> [BRIEF] Work through the material below and count the lines holding the word "电气设备新能源行业周报"; give that count and nothing more.

Saved entries
****************
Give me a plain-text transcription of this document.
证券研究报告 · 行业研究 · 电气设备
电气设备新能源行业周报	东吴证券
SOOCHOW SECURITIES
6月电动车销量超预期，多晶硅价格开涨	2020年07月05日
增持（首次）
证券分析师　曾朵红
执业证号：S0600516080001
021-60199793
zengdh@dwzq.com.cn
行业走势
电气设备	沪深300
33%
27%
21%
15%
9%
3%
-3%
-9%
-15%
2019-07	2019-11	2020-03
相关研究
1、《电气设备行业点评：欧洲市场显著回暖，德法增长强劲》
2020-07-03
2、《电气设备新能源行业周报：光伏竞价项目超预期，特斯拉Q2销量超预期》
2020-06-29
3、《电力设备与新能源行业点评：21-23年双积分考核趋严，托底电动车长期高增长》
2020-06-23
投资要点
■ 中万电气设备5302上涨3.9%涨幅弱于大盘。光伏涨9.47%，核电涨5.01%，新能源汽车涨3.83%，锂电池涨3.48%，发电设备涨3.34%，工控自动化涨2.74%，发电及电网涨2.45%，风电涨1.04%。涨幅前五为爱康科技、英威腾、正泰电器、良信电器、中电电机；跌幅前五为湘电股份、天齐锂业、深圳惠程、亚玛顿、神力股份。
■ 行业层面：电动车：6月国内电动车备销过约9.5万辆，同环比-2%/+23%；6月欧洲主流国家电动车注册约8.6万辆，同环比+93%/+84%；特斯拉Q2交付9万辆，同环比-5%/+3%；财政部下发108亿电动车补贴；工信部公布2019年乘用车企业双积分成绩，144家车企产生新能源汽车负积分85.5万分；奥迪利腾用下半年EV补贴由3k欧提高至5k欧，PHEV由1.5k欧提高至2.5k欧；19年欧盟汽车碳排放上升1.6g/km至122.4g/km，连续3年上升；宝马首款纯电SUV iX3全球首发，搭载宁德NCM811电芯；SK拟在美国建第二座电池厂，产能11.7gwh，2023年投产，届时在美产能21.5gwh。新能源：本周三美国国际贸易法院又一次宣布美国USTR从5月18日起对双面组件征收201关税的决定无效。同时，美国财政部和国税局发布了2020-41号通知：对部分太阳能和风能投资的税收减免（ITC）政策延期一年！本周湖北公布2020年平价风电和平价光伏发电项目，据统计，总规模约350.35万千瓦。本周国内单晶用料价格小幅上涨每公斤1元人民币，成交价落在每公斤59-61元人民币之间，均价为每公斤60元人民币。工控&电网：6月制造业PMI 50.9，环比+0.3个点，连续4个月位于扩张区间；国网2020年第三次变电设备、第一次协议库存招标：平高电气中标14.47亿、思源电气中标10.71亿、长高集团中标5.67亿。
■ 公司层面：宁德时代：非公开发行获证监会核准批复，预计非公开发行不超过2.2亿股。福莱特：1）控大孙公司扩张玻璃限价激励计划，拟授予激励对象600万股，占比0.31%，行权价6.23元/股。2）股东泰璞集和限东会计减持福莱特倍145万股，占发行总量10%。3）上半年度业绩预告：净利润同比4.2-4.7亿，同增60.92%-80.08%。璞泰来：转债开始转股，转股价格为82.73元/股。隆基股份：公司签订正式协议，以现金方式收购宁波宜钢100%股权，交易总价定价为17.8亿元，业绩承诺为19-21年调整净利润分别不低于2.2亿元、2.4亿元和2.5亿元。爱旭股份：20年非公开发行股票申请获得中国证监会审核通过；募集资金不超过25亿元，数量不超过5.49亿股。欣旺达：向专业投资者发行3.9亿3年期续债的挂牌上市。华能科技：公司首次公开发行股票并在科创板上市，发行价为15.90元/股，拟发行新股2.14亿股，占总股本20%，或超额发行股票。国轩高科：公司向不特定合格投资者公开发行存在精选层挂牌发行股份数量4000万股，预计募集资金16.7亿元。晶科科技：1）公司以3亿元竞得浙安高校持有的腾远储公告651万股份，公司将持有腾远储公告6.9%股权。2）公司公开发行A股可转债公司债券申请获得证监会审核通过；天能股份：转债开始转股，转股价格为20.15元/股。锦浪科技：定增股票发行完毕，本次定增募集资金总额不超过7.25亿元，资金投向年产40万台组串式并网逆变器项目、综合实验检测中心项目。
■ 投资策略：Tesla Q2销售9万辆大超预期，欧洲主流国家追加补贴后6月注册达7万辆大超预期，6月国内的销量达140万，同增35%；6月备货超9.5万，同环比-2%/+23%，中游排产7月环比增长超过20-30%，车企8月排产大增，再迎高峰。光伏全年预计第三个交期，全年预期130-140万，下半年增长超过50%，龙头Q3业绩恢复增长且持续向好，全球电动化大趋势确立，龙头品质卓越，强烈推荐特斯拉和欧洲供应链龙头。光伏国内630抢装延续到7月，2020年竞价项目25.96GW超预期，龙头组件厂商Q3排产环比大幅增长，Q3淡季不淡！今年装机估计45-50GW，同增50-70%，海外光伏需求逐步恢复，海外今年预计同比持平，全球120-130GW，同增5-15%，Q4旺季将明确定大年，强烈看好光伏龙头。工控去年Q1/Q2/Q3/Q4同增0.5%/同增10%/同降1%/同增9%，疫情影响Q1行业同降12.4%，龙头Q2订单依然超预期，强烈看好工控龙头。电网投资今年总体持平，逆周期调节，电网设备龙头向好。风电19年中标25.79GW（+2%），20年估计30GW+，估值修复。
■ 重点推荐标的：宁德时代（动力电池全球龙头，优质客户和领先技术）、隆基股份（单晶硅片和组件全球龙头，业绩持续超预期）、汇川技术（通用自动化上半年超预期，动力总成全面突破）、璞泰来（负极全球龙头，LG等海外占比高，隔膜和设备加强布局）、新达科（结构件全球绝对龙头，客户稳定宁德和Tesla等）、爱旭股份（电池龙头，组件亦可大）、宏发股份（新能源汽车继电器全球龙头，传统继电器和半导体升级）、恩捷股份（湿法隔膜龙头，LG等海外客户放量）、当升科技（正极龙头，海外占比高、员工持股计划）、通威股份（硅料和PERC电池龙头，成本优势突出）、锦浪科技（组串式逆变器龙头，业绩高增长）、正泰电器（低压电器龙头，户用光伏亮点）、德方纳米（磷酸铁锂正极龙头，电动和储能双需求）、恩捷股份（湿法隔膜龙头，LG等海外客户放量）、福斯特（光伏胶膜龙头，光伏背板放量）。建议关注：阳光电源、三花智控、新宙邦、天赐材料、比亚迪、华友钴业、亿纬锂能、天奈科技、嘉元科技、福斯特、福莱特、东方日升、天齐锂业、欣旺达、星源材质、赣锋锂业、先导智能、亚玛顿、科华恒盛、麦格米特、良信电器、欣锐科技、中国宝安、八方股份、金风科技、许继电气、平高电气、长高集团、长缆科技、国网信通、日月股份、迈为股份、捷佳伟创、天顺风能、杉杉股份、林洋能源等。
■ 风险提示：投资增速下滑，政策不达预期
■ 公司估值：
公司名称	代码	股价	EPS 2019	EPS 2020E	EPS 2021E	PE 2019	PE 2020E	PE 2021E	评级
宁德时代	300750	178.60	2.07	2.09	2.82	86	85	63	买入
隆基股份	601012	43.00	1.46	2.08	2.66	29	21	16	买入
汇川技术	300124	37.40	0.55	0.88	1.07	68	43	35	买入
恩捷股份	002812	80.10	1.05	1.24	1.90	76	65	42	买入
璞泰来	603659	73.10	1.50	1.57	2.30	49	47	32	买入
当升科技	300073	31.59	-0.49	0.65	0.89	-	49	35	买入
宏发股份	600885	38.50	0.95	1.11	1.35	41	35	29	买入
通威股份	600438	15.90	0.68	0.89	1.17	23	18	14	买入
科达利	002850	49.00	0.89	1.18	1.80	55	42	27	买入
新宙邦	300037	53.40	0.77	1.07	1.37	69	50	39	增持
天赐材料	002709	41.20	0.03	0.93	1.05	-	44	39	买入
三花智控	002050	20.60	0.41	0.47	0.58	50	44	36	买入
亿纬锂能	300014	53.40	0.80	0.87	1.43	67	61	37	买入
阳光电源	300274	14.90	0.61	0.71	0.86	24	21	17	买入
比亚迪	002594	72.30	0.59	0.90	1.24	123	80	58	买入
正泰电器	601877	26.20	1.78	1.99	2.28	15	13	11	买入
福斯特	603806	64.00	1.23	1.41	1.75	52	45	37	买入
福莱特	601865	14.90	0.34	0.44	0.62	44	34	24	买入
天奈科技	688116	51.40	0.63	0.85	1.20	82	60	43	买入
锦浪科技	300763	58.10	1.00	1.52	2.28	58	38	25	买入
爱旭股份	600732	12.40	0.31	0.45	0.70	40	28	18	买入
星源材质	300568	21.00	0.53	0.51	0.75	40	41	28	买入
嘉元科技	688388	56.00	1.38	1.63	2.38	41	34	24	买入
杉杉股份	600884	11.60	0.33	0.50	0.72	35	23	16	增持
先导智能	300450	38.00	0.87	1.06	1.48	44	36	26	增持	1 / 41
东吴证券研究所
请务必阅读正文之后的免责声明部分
****************
> [RESPONSE TO THIS EXERCISE] 2